Problem to solve: Give the material again in full, matching it exactly.
------ Records provided
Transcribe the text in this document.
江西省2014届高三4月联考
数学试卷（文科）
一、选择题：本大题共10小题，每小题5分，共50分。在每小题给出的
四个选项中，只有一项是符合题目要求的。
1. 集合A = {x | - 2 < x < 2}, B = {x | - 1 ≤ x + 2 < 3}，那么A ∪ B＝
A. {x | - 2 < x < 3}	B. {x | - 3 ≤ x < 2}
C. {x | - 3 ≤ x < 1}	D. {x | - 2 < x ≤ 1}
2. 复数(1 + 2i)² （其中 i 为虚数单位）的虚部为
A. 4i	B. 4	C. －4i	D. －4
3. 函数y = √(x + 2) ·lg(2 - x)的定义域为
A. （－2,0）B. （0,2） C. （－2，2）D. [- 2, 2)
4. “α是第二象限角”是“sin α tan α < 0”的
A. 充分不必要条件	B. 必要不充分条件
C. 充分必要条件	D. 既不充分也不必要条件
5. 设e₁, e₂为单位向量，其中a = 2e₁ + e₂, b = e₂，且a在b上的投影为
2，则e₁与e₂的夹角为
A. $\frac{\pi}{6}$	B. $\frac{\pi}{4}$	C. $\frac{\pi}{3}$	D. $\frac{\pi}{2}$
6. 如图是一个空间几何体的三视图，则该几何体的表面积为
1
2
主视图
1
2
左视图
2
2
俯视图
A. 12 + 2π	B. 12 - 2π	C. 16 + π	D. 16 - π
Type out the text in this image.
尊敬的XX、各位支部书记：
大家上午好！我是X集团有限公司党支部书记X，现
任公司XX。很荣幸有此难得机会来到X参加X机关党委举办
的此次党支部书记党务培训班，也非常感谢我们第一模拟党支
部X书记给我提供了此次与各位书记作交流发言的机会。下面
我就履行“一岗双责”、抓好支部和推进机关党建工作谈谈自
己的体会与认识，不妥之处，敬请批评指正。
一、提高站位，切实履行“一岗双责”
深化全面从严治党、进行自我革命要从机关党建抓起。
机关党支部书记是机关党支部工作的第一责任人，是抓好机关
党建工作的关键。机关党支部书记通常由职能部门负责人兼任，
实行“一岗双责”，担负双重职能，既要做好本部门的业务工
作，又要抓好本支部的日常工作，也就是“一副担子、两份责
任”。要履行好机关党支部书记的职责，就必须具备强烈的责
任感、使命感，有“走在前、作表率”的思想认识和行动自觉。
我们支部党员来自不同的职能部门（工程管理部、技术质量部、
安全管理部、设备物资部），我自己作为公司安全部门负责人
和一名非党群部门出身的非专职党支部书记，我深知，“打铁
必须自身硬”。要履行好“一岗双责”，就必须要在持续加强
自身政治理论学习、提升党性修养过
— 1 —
------------
Task solution:
Transcribe the text in this document.
江西省2014届高三4月联考
数学试卷（文科）
一、选择题：本大题共10小题，每小题5分，共50分。在每小题给出的
四个选项中，只有一项是符合题目要求的。
1. 集合A = {x | - 2 < x < 2}, B = {x | - 1 ≤ x + 2 < 3}，那么A ∪ B＝
A. {x | - 2 < x < 3}	B. {x | - 3 ≤ x < 2}
C. {x | - 3 ≤ x < 1}	D. {x | - 2 < x ≤ 1}
2. 复数(1 + 2i)² （其中 i 为虚数单位）的虚部为
A. 4i	B. 4	C. －4i	D. －4
3. 函数y = √(x + 2) ·lg(2 - x)的定义域为
A. （－2,0）B. （0,2） C. （－2，2）D. [- 2, 2)
4. “α是第二象限角”是“sin α tan α < 0”的
A. 充分不必要条件	B. 必要不充分条件
C. 充分必要条件	D. 既不充分也不必要条件
5. 设e₁, e₂为单位向量，其中a = 2e₁ + e₂, b = e₂，且a在b上的投影为
2，则e₁与e₂的夹角为
A. $\frac{\pi}{6}$	B. $\frac{\pi}{4}$	C. $\frac{\pi}{3}$	D. $\frac{\pi}{2}$
6. 如图是一个空间几何体的三视图，则该几何体的表面积为
1
2
主视图
1
2
左视图
2
2
俯视图
A. 12 + 2π	B. 12 - 2π	C. 16 + π	D. 16 - π
Type out the text in this image.
尊敬的XX、各位支部书记：
大家上午好！我是X集团有限公司党支部书记X，现
任公司XX。很荣幸有此难得机会来到X参加X机关党委举办
的此次党支部书记党务培训班，也非常感谢我们第一模拟党支
部X书记给我提供了此次与各位书记作交流发言的机会。下面
我就履行“一岗双责”、抓好支部和推进机关党建工作谈谈自
己的体会与认识，不妥之处，敬请批评指正。
一、提高站位，切实履行“一岗双责”
深化全面从严治党、进行自我革命要从机关党建抓起。
机关党支部书记是机关党支部工作的第一责任人，是抓好机关
党建工作的关键。机关党支部书记通常由职能部门负责人兼任，
实行“一岗双责”，担负双重职能，既要做好本部门的业务工
作，又要抓好本支部的日常工作，也就是“一副担子、两份责
任”。要履行好机关党支部书记的职责，就必须具备强烈的责
任感、使命感，有“走在前、作表率”的思想认识和行动自觉。
我们支部党员来自不同的职能部门（工程管理部、技术质量部、
安全管理部、设备物资部），我自己作为公司安全部门负责人
和一名非党群部门出身的非专职党支部书记，我深知，“打铁
必须自身硬”。要履行好“一岗双责”，就必须要在持续加强
自身政治理论学习、提升党性修养过
— 1 —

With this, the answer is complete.